■ Exercise prompt:
Transcribe every entry word for word. Skip the pictures.

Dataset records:
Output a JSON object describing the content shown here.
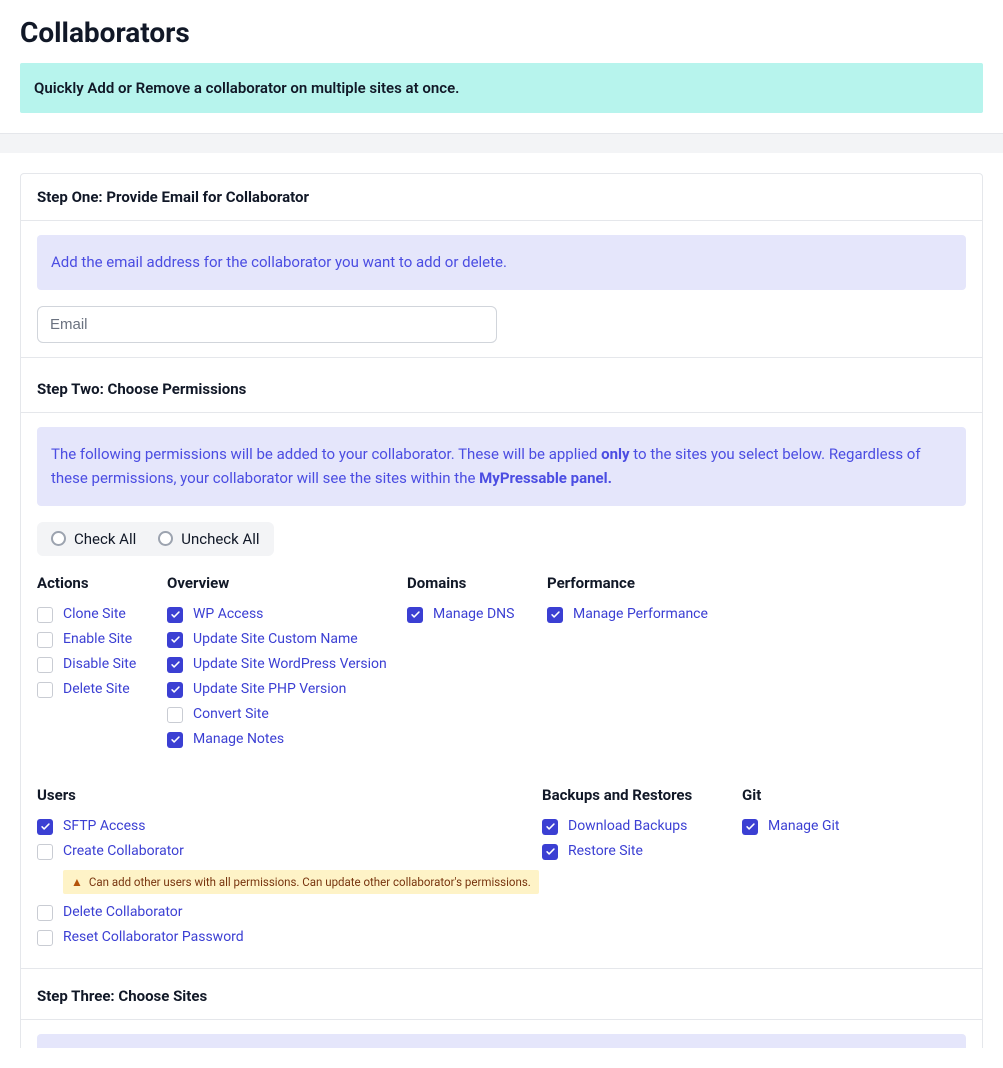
{
  "page_title": "Collaborators",
  "top_alert": "Quickly Add or Remove a collaborator on multiple sites at once.",
  "step1": {
    "title": "Step One: Provide Email for Collaborator",
    "info": "Add the email address for the collaborator you want to add or delete.",
    "placeholder": "Email"
  },
  "step2": {
    "title": "Step Two: Choose Permissions",
    "info_a": "The following permissions will be added to your collaborator. These will be applied ",
    "info_only": "only",
    "info_b": " to the sites you select below. Regardless of these permissions, your collaborator will see the sites within the ",
    "info_c": "MyPressable panel.",
    "check_all": "Check All",
    "uncheck_all": "Uncheck All",
    "groups_row1": {
      "actions": {
        "title": "Actions",
        "items": [
          {
            "label": "Clone Site",
            "checked": false
          },
          {
            "label": "Enable Site",
            "checked": false
          },
          {
            "label": "Disable Site",
            "checked": false
          },
          {
            "label": "Delete Site",
            "checked": false
          }
        ]
      },
      "overview": {
        "title": "Overview",
        "items": [
          {
            "label": "WP Access",
            "checked": true
          },
          {
            "label": "Update Site Custom Name",
            "checked": true
          },
          {
            "label": "Update Site WordPress Version",
            "checked": true
          },
          {
            "label": "Update Site PHP Version",
            "checked": true
          },
          {
            "label": "Convert Site",
            "checked": false
          },
          {
            "label": "Manage Notes",
            "checked": true
          }
        ]
      },
      "domains": {
        "title": "Domains",
        "items": [
          {
            "label": "Manage DNS",
            "checked": true
          }
        ]
      },
      "performance": {
        "title": "Performance",
        "items": [
          {
            "label": "Manage Performance",
            "checked": true
          }
        ]
      }
    },
    "groups_row2": {
      "users": {
        "title": "Users",
        "items_a": [
          {
            "label": "SFTP Access",
            "checked": true
          },
          {
            "label": "Create Collaborator",
            "checked": false
          }
        ],
        "warn": "Can add other users with all permissions. Can update other collaborator's permissions.",
        "items_b": [
          {
            "label": "Delete Collaborator",
            "checked": false
          },
          {
            "label": "Reset Collaborator Password",
            "checked": false
          }
        ]
      },
      "backups": {
        "title": "Backups and Restores",
        "items": [
          {
            "label": "Download Backups",
            "checked": true
          },
          {
            "label": "Restore Site",
            "checked": true
          }
        ]
      },
      "git": {
        "title": "Git",
        "items": [
          {
            "label": "Manage Git",
            "checked": true
          }
        ]
      }
    }
  },
  "step3": {
    "title": "Step Three: Choose Sites"
  }
}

■ Task answer:
Output a JSON object describing the content shown here.
{
  "page_title": "Collaborators",
  "top_alert": "Quickly Add or Remove a collaborator on multiple sites at once.",
  "step1": {
    "title": "Step One: Provide Email for Collaborator",
    "info": "Add the email address for the collaborator you want to add or delete.",
    "placeholder": "Email"
  },
  "step2": {
    "title": "Step Two: Choose Permissions",
    "info_a": "The following permissions will be added to your collaborator. These will be applied ",
    "info_only": "only",
    "info_b": " to the sites you select below. Regardless of these permissions, your collaborator will see the sites within the ",
    "info_c": "MyPressable panel.",
    "check_all": "Check All",
    "uncheck_all": "Uncheck All",
    "groups_row1": {
      "actions": {
        "title": "Actions",
        "items": [
          {
            "label": "Clone Site",
            "checked": false
          },
          {
            "label": "Enable Site",
            "checked": false
          },
          {
            "label": "Disable Site",
            "checked": false
          },
          {
            "label": "Delete Site",
            "checked": false
          }
        ]
      },
      "overview": {
        "title": "Overview",
        "items": [
          {
            "label": "WP Access",
            "checked": true
          },
          {
            "label": "Update Site Custom Name",
            "checked": true
          },
          {
            "label": "Update Site WordPress Version",
            "checked": true
          },
          {
            "label": "Update Site PHP Version",
            "checked": true
          },
          {
            "label": "Convert Site",
            "checked": false
          },
          {
            "label": "Manage Notes",
            "checked": true
          }
        ]
      },
      "domains": {
        "title": "Domains",
        "items": [
          {
            "label": "Manage DNS",
            "checked": true
          }
        ]
      },
      "performance": {
        "title": "Performance",
        "items": [
          {
            "label": "Manage Performance",
            "checked": true
          }
        ]
      }
    },
    "groups_row2": {
      "users": {
        "title": "Users",
        "items_a": [
          {
            "label": "SFTP Access",
            "checked": true
          },
          {
            "label": "Create Collaborator",
            "checked": false
          }
        ],
        "warn": "Can add other users with all permissions. Can update other collaborator's permissions.",
        "items_b": [
          {
            "label": "Delete Collaborator",
            "checked": false
          },
          {
            "label": "Reset Collaborator Password",
            "checked": false
          }
        ]
      },
      "backups": {
        "title": "Backups and Restores",
        "items": [
          {
            "label": "Download Backups",
            "checked": true
          },
          {
            "label": "Restore Site",
            "checked": true
          }
        ]
      },
      "git": {
        "title": "Git",
        "items": [
          {
            "label": "Manage Git",
            "checked": true
          }
        ]
      }
    }
  },
  "step3": {
    "title": "Step Three: Choose Sites"
  }
}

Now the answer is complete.